**DATA SECTION:**

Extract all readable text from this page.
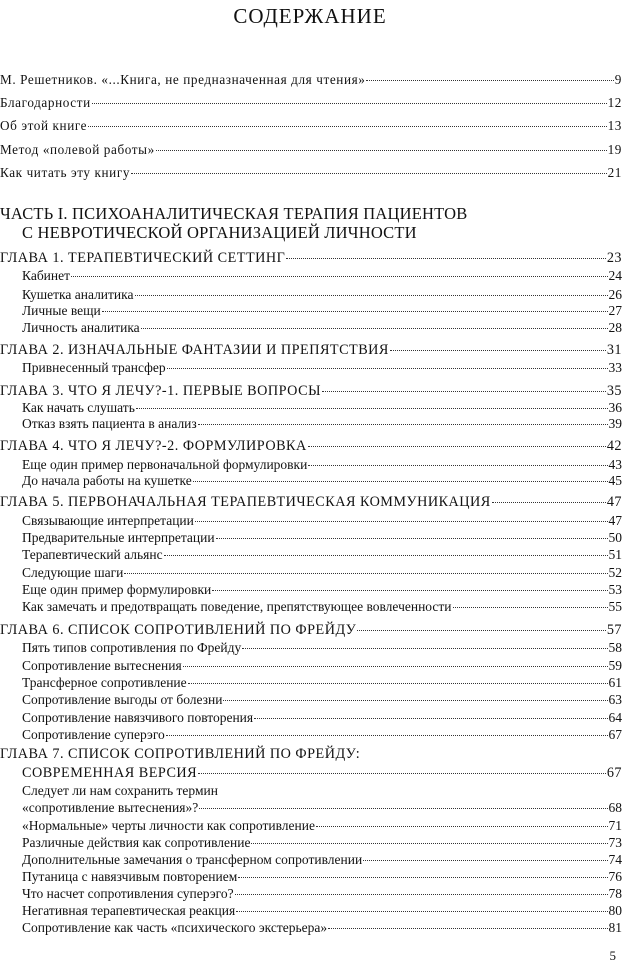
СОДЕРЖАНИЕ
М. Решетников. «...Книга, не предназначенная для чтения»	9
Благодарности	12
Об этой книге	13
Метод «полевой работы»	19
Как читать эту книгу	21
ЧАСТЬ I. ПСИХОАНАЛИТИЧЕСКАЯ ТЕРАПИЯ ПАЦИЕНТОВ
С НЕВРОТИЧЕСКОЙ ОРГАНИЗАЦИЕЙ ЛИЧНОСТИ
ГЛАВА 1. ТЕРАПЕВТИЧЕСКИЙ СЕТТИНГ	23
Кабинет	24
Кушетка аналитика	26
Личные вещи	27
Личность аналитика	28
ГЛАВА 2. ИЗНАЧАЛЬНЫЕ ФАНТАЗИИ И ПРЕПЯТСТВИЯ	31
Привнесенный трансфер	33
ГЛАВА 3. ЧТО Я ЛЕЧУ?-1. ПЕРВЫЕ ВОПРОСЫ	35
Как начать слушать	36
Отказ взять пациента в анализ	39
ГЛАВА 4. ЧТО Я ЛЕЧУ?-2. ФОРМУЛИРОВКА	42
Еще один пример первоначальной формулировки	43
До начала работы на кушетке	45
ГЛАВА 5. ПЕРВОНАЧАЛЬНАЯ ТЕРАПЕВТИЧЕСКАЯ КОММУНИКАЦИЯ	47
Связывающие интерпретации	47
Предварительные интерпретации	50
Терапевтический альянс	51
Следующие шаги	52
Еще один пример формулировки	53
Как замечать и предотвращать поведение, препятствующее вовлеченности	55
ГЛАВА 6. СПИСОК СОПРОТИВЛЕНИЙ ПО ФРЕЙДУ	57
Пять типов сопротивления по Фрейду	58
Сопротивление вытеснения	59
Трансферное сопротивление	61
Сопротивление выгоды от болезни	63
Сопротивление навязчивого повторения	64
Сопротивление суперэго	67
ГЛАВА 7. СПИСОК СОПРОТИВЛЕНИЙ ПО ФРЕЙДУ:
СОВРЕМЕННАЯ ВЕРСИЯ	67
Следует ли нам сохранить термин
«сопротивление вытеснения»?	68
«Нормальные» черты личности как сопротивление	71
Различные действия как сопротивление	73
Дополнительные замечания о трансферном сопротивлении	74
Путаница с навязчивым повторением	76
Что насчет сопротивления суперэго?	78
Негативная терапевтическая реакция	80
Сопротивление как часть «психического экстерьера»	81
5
...
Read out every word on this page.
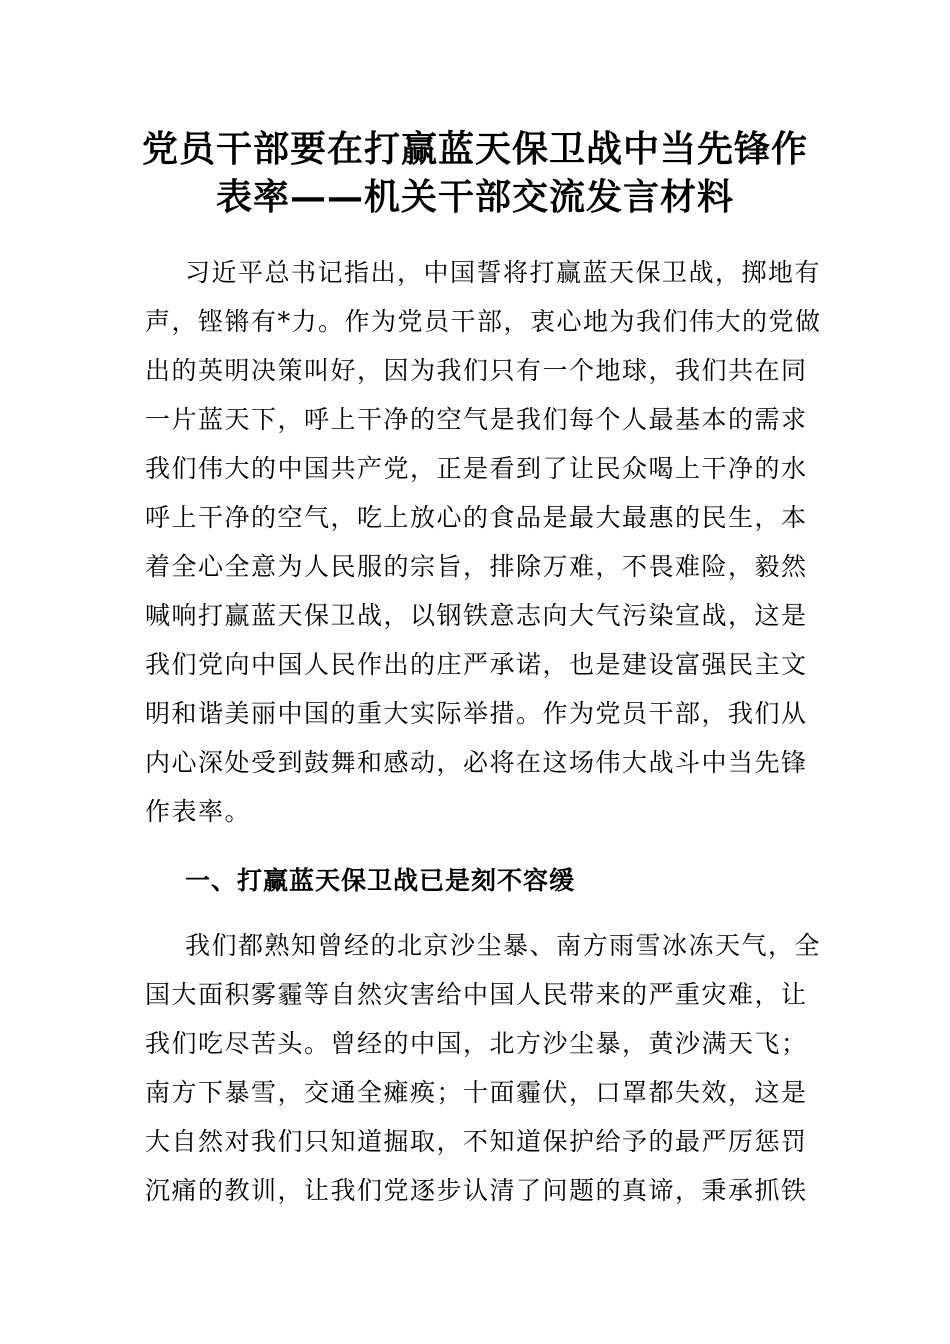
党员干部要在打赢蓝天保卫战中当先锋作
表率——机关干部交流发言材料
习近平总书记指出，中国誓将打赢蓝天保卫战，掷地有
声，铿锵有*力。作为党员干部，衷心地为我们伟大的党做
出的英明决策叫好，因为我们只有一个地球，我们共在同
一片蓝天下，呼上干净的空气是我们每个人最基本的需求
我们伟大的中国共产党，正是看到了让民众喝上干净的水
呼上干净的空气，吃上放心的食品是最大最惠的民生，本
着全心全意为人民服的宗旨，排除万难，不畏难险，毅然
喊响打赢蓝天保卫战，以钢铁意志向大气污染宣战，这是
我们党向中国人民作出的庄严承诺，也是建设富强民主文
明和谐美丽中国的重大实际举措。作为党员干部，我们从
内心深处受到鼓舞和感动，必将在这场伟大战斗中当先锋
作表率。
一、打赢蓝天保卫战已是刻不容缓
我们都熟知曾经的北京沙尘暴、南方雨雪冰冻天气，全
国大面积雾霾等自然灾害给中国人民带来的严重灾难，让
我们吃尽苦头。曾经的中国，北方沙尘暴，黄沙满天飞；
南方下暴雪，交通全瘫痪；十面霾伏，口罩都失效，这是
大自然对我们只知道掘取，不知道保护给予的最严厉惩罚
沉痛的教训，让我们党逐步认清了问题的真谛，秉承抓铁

**YOUR INSTRUCTIONS:** Isolate each line of the listing above that includes "СПИСОК". Copy it.

**RESPONSE TO THIS TASK:**
ГЛАВА 6. СПИСОК СОПРОТИВЛЕНИЙ ПО ФРЕЙДУ	57
ГЛАВА 7. СПИСОК СОПРОТИВЛЕНИЙ ПО ФРЕЙДУ:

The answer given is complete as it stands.